[Saved entries]
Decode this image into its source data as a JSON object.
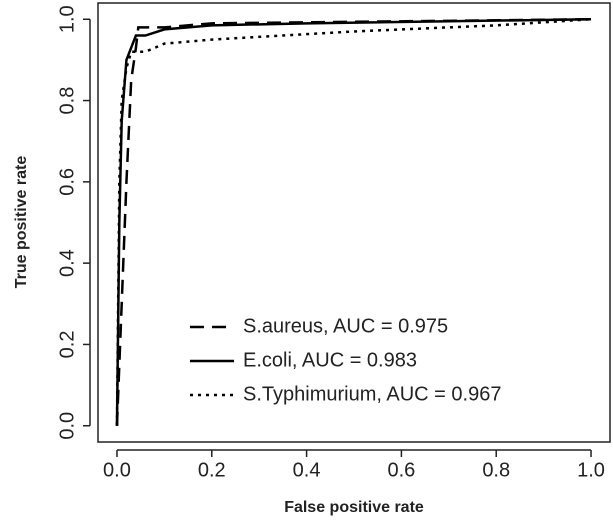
{
  "chart_data": {
    "type": "line",
    "xlabel": "False positive rate",
    "ylabel": "True positive rate",
    "xlim": [
      -0.04,
      1.04
    ],
    "ylim": [
      -0.04,
      1.04
    ],
    "xticks": [
      {
        "value": 0,
        "label": "0.0"
      },
      0.2,
      0.4,
      0.6,
      0.8,
      {
        "value": 1,
        "label": "1.0"
      }
    ],
    "yticks": [
      {
        "value": 0,
        "label": "0.0"
      },
      0.2,
      0.4,
      0.6,
      0.8,
      {
        "value": 1,
        "label": "1.0"
      }
    ],
    "grid": false,
    "legend": "bottom-right",
    "series": [
      {
        "name": "S.aureus, AUC = 0.975",
        "color": "#000000",
        "linestyle": "dashed",
        "x": [
          0,
          0.01,
          0.02,
          0.03,
          0.04,
          0.045,
          0.1,
          0.2,
          1
        ],
        "values": [
          0,
          0.3,
          0.6,
          0.85,
          0.93,
          0.98,
          0.98,
          0.99,
          1
        ]
      },
      {
        "name": "E.coli, AUC = 0.983",
        "color": "#000000",
        "linestyle": "solid",
        "x": [
          0,
          0.005,
          0.01,
          0.02,
          0.03,
          0.04,
          0.06,
          0.1,
          0.2,
          0.4,
          1
        ],
        "values": [
          0,
          0.5,
          0.75,
          0.9,
          0.93,
          0.96,
          0.96,
          0.975,
          0.985,
          0.99,
          1
        ]
      },
      {
        "name": "S.Typhimurium, AUC = 0.967",
        "color": "#000000",
        "linestyle": "dotted",
        "x": [
          0,
          0.005,
          0.01,
          0.02,
          0.03,
          0.06,
          0.1,
          0.2,
          0.5,
          0.8,
          1
        ],
        "values": [
          0,
          0.6,
          0.8,
          0.88,
          0.92,
          0.92,
          0.94,
          0.95,
          0.97,
          0.985,
          1
        ]
      }
    ]
  }
}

■ **Instructions to follow**
Go through the material above and print all of it exactly, except the pictures.

■ **Solution for this task**
Decode this image into its source data as a JSON object.
{
  "chart_data": {
    "type": "line",
    "xlabel": "False positive rate",
    "ylabel": "True positive rate",
    "xlim": [
      -0.04,
      1.04
    ],
    "ylim": [
      -0.04,
      1.04
    ],
    "xticks": [
      {
        "value": 0,
        "label": "0.0"
      },
      0.2,
      0.4,
      0.6,
      0.8,
      {
        "value": 1,
        "label": "1.0"
      }
    ],
    "yticks": [
      {
        "value": 0,
        "label": "0.0"
      },
      0.2,
      0.4,
      0.6,
      0.8,
      {
        "value": 1,
        "label": "1.0"
      }
    ],
    "grid": false,
    "legend": "bottom-right",
    "series": [
      {
        "name": "S.aureus, AUC = 0.975",
        "color": "#000000",
        "linestyle": "dashed",
        "x": [
          0,
          0.01,
          0.02,
          0.03,
          0.04,
          0.045,
          0.1,
          0.2,
          1
        ],
        "values": [
          0,
          0.3,
          0.6,
          0.85,
          0.93,
          0.98,
          0.98,
          0.99,
          1
        ]
      },
      {
        "name": "E.coli, AUC = 0.983",
        "color": "#000000",
        "linestyle": "solid",
        "x": [
          0,
          0.005,
          0.01,
          0.02,
          0.03,
          0.04,
          0.06,
          0.1,
          0.2,
          0.4,
          1
        ],
        "values": [
          0,
          0.5,
          0.75,
          0.9,
          0.93,
          0.96,
          0.96,
          0.975,
          0.985,
          0.99,
          1
        ]
      },
      {
        "name": "S.Typhimurium, AUC = 0.967",
        "color": "#000000",
        "linestyle": "dotted",
        "x": [
          0,
          0.005,
          0.01,
          0.02,
          0.03,
          0.06,
          0.1,
          0.2,
          0.5,
          0.8,
          1
        ],
        "values": [
          0,
          0.6,
          0.8,
          0.88,
          0.92,
          0.92,
          0.94,
          0.95,
          0.97,
          0.985,
          1
        ]
      }
    ]
  }
}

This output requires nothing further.